* [PROBLEM TO WORK ON]
Answer with one number only: the number of lines that include the word "Risk".

──────── DATA ROWS ────────

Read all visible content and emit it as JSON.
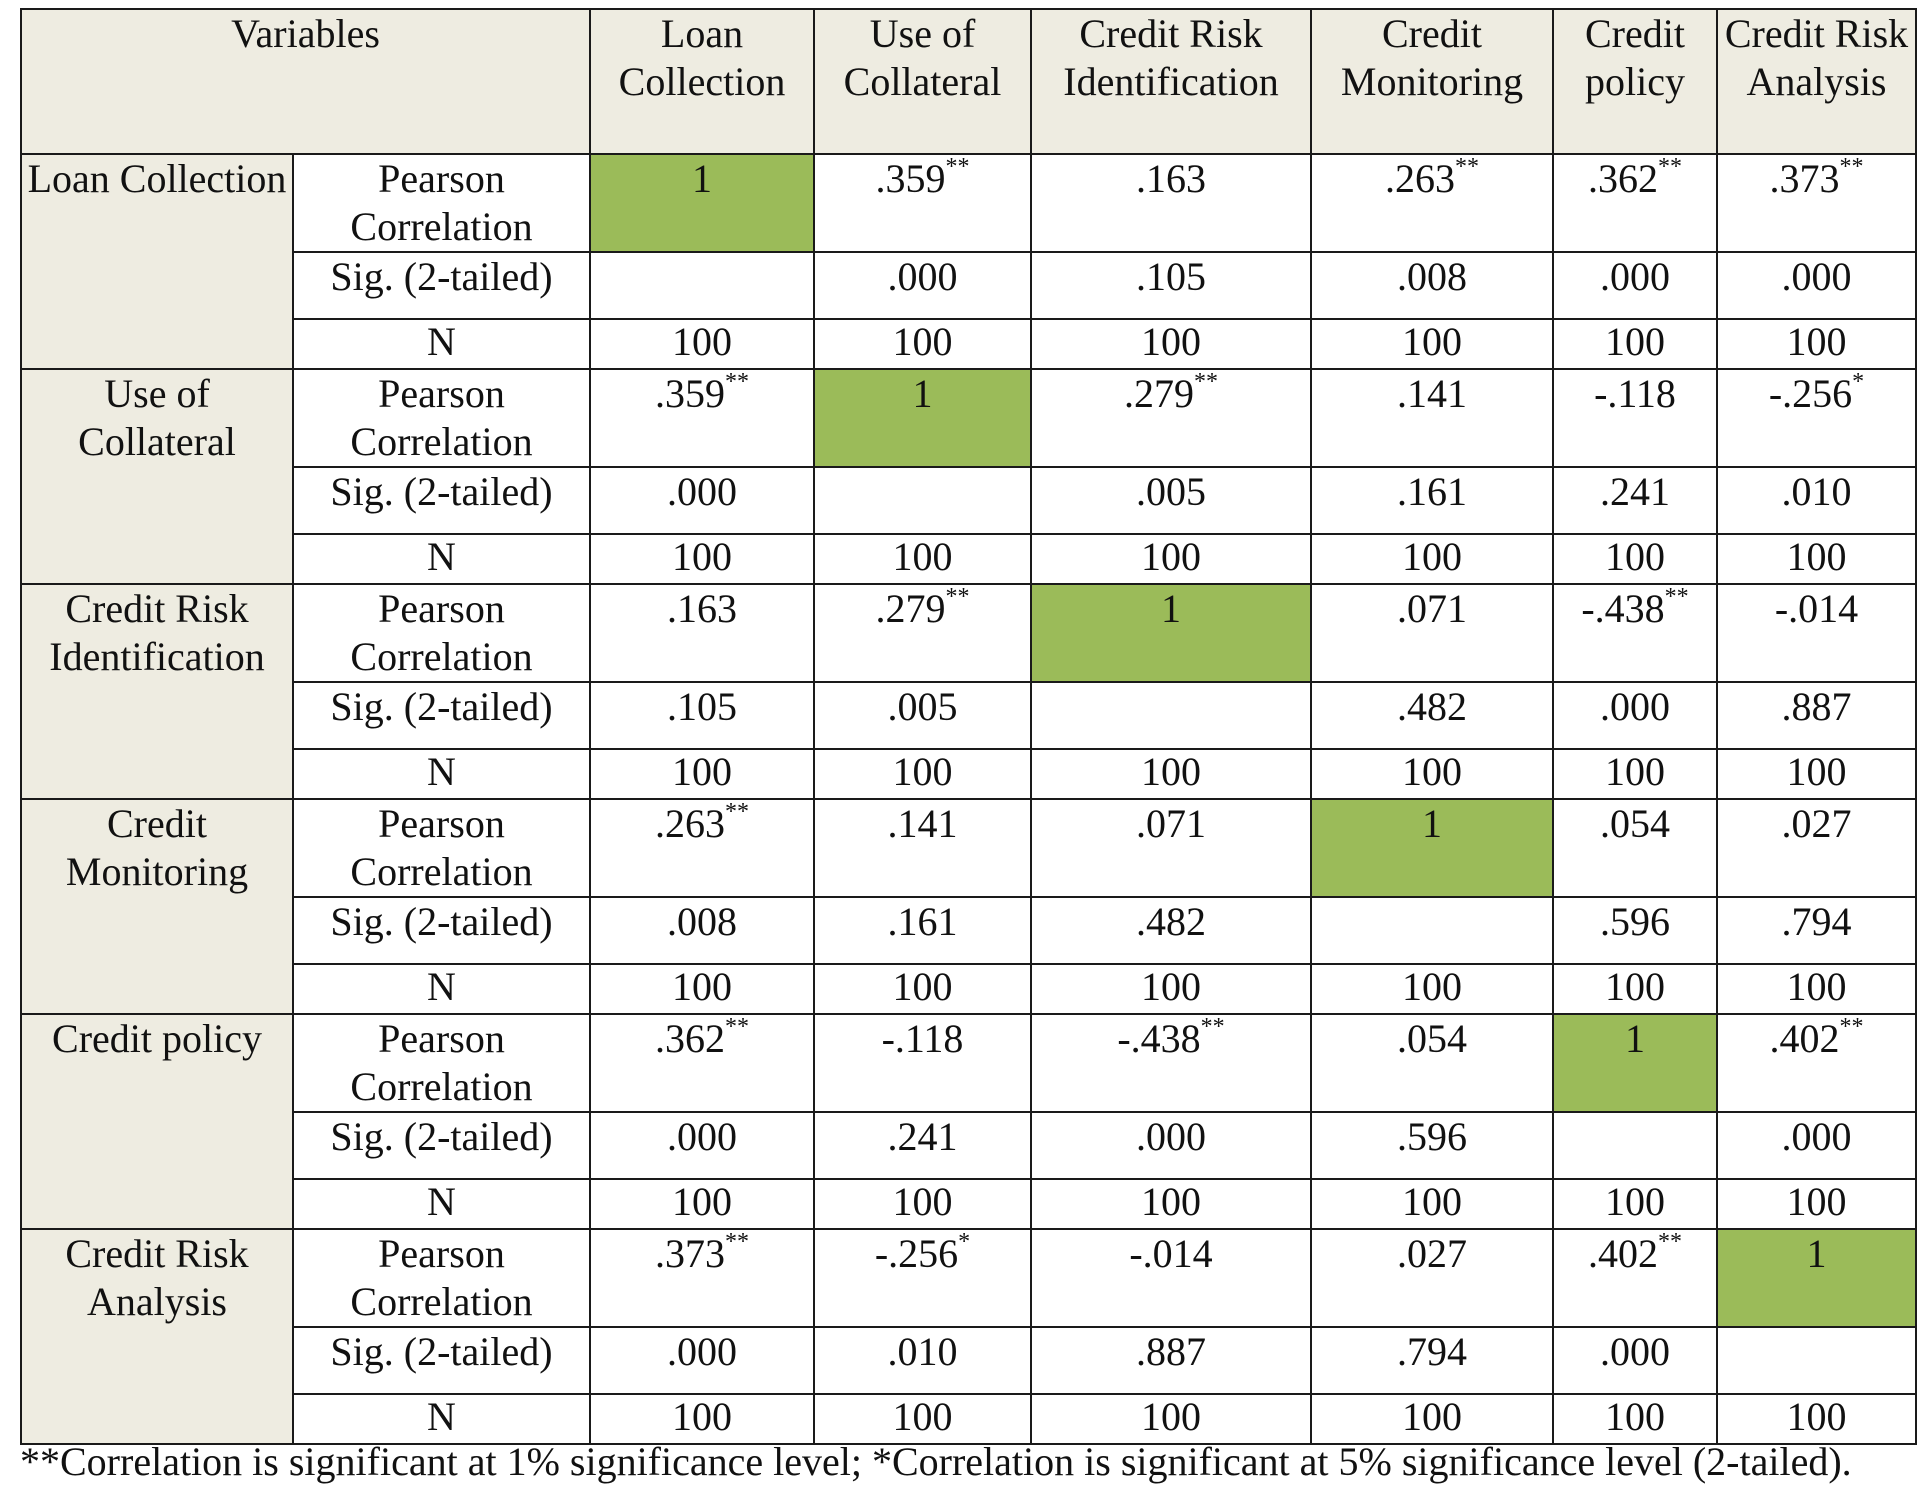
{
  "title": "",
  "headers": [
    "Variables",
    "Loan Collection",
    "Use of Collateral",
    "Credit Risk Identification",
    "Credit Monitoring",
    "Credit policy",
    "Credit Risk Analysis"
  ],
  "stat_labels": {
    "pearson": "Pearson Correlation",
    "sig": "Sig. (2-tailed)",
    "n": "N"
  },
  "rows": [
    {
      "variable": "Loan Collection",
      "pearson": [
        [
          "1",
          ""
        ],
        [
          ".359",
          "**"
        ],
        [
          ".163",
          ""
        ],
        [
          ".263",
          "**"
        ],
        [
          ".362",
          "**"
        ],
        [
          ".373",
          "**"
        ]
      ],
      "sig": [
        "",
        ".000",
        ".105",
        ".008",
        ".000",
        ".000"
      ],
      "n": [
        "100",
        "100",
        "100",
        "100",
        "100",
        "100"
      ]
    },
    {
      "variable": "Use of Collateral",
      "pearson": [
        [
          ".359",
          "**"
        ],
        [
          "1",
          ""
        ],
        [
          ".279",
          "**"
        ],
        [
          ".141",
          ""
        ],
        [
          "-.118",
          ""
        ],
        [
          "-.256",
          "*"
        ]
      ],
      "sig": [
        ".000",
        "",
        ".005",
        ".161",
        ".241",
        ".010"
      ],
      "n": [
        "100",
        "100",
        "100",
        "100",
        "100",
        "100"
      ]
    },
    {
      "variable": "Credit Risk Identification",
      "pearson": [
        [
          ".163",
          ""
        ],
        [
          ".279",
          "**"
        ],
        [
          "1",
          ""
        ],
        [
          ".071",
          ""
        ],
        [
          "-.438",
          "**"
        ],
        [
          "-.014",
          ""
        ]
      ],
      "sig": [
        ".105",
        ".005",
        "",
        ".482",
        ".000",
        ".887"
      ],
      "n": [
        "100",
        "100",
        "100",
        "100",
        "100",
        "100"
      ]
    },
    {
      "variable": "Credit Monitoring",
      "pearson": [
        [
          ".263",
          "**"
        ],
        [
          ".141",
          ""
        ],
        [
          ".071",
          ""
        ],
        [
          "1",
          ""
        ],
        [
          ".054",
          ""
        ],
        [
          ".027",
          ""
        ]
      ],
      "sig": [
        ".008",
        ".161",
        ".482",
        "",
        ".596",
        ".794"
      ],
      "n": [
        "100",
        "100",
        "100",
        "100",
        "100",
        "100"
      ]
    },
    {
      "variable": "Credit policy",
      "pearson": [
        [
          ".362",
          "**"
        ],
        [
          "-.118",
          ""
        ],
        [
          "-.438",
          "**"
        ],
        [
          ".054",
          ""
        ],
        [
          "1",
          ""
        ],
        [
          ".402",
          "**"
        ]
      ],
      "sig": [
        ".000",
        ".241",
        ".000",
        ".596",
        "",
        ".000"
      ],
      "n": [
        "100",
        "100",
        "100",
        "100",
        "100",
        "100"
      ]
    },
    {
      "variable": "Credit Risk Analysis",
      "pearson": [
        [
          ".373",
          "**"
        ],
        [
          "-.256",
          "*"
        ],
        [
          "-.014",
          ""
        ],
        [
          ".027",
          ""
        ],
        [
          ".402",
          "**"
        ],
        [
          "1",
          ""
        ]
      ],
      "sig": [
        ".000",
        ".010",
        ".887",
        ".794",
        ".000",
        ""
      ],
      "n": [
        "100",
        "100",
        "100",
        "100",
        "100",
        "100"
      ]
    }
  ],
  "footnote": "**Correlation is significant at 1% significance level; *Correlation is significant at 5% significance level (2-tailed).",
  "colors": {
    "header_bg": "#eeece1",
    "diagonal": "#9bbb59",
    "border": "#1a1a1a"
  }
}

────────

* [EXERCISE OUTPUT]
4